- **Exercise objective**:
Single out each line with the word "Relax" and copy it.

— Start of Entries provided —

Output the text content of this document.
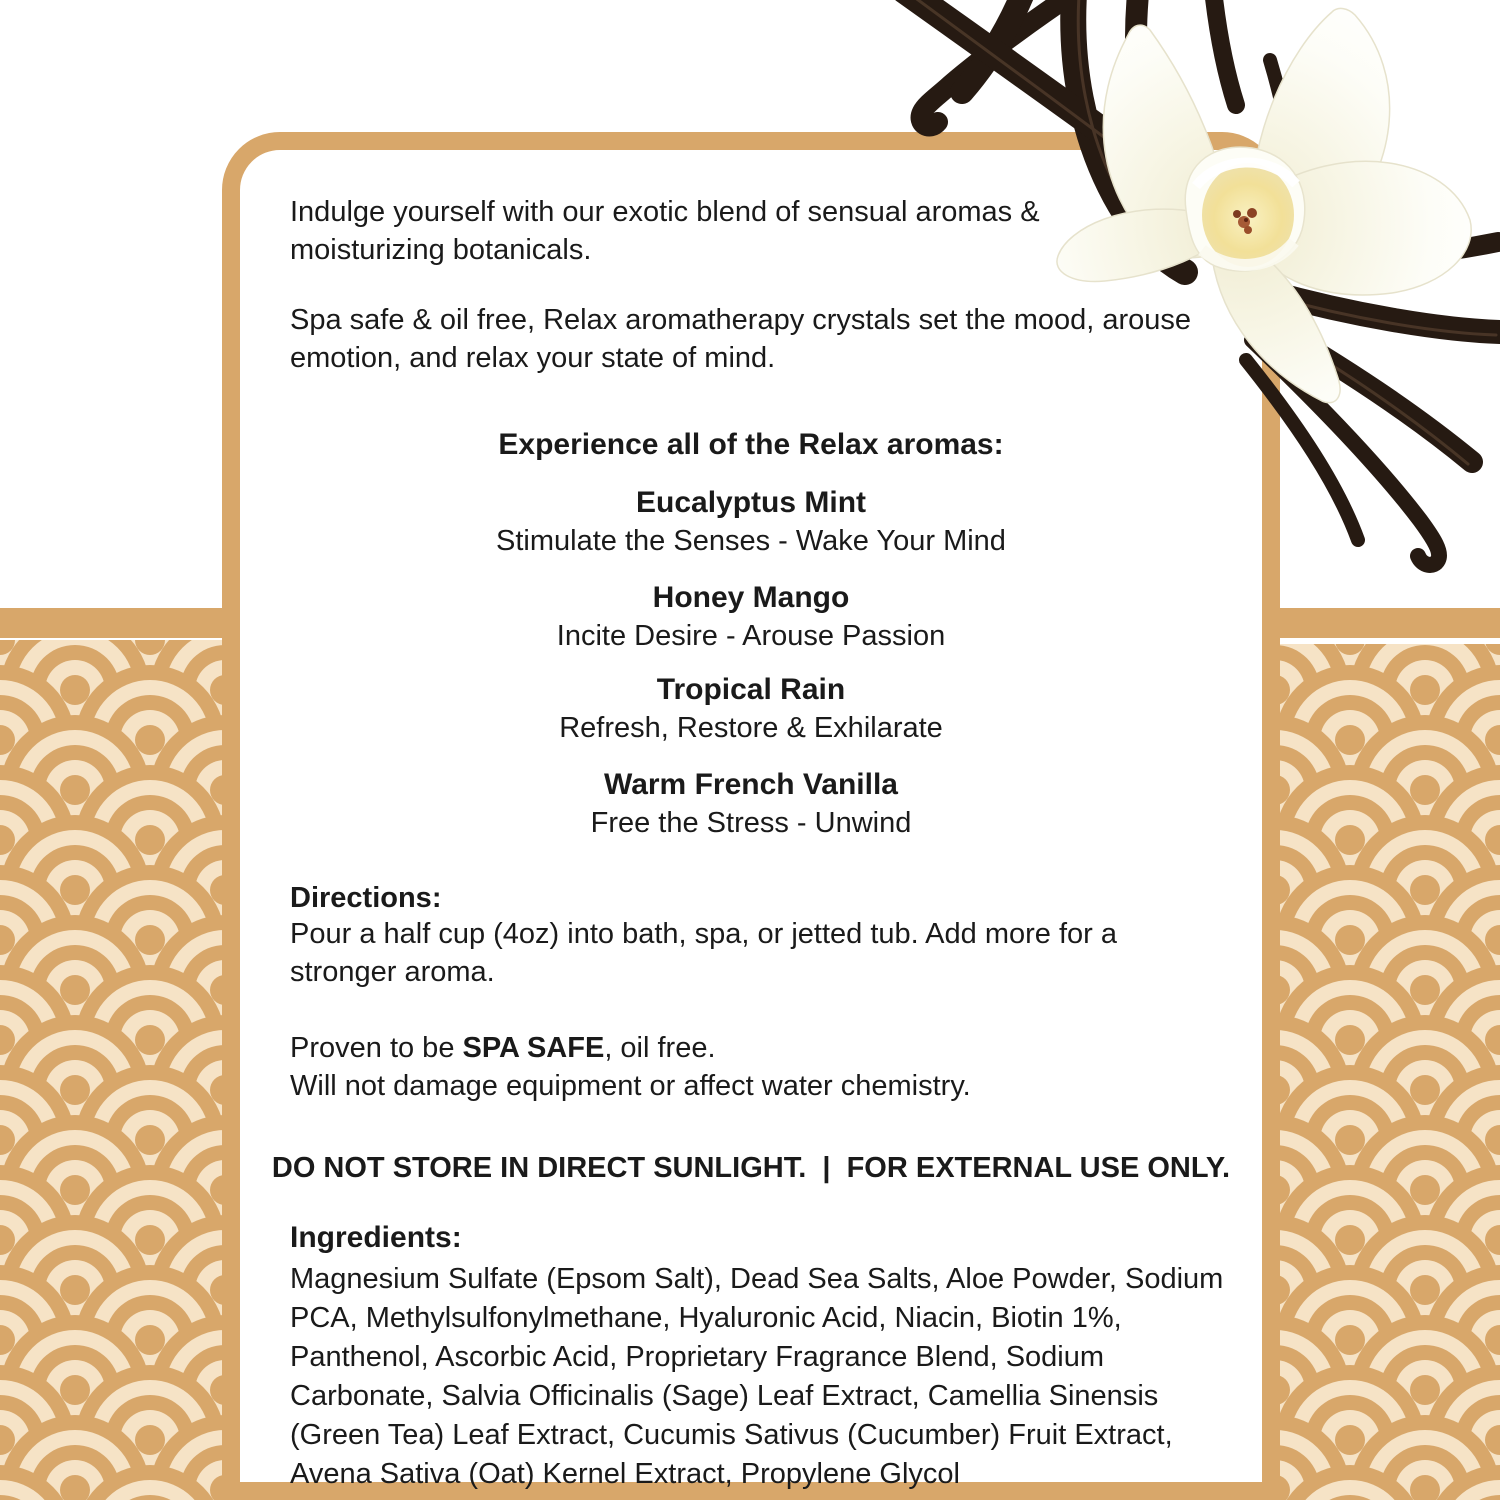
Indulge yourself with our exotic blend of sensual aromas & moisturizing botanicals.
Spa safe & oil free, Relax aromatherapy crystals set the mood, arouse emotion, and relax your state of mind.
Experience all of the Relax aromas:
Eucalyptus Mint
Stimulate the Senses - Wake Your Mind
Honey Mango
Incite Desire - Arouse Passion
Tropical Rain
Refresh, Restore & Exhilarate
Warm French Vanilla
Free the Stress - Unwind
Directions:
Pour a half cup (4oz) into bath, spa, or jetted tub. Add more for a stronger aroma.
Proven to be SPA SAFE, oil free.
Will not damage equipment or affect water chemistry.
DO NOT STORE IN DIRECT SUNLIGHT.  |  FOR EXTERNAL USE ONLY.
Ingredients:
Magnesium Sulfate (Epsom Salt), Dead Sea Salts, Aloe Powder, Sodium PCA, Methylsulfonylmethane, Hyaluronic Acid, Niacin, Biotin 1%, Panthenol, Ascorbic Acid, Proprietary Fragrance Blend, Sodium Carbonate, Salvia Officinalis (Sage) Leaf Extract, Camellia Sinensis (Green Tea) Leaf Extract, Cucumis Sativus (Cucumber) Fruit Extract, Avena Sativa (Oat) Kernel Extract, Propylene Glycol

— End of Entries provided —

- **Task solution**:
Spa safe & oil free, Relax aromatherapy crystals set the mood, arouse emotion, and relax your state of mind.
Experience all of the Relax aromas:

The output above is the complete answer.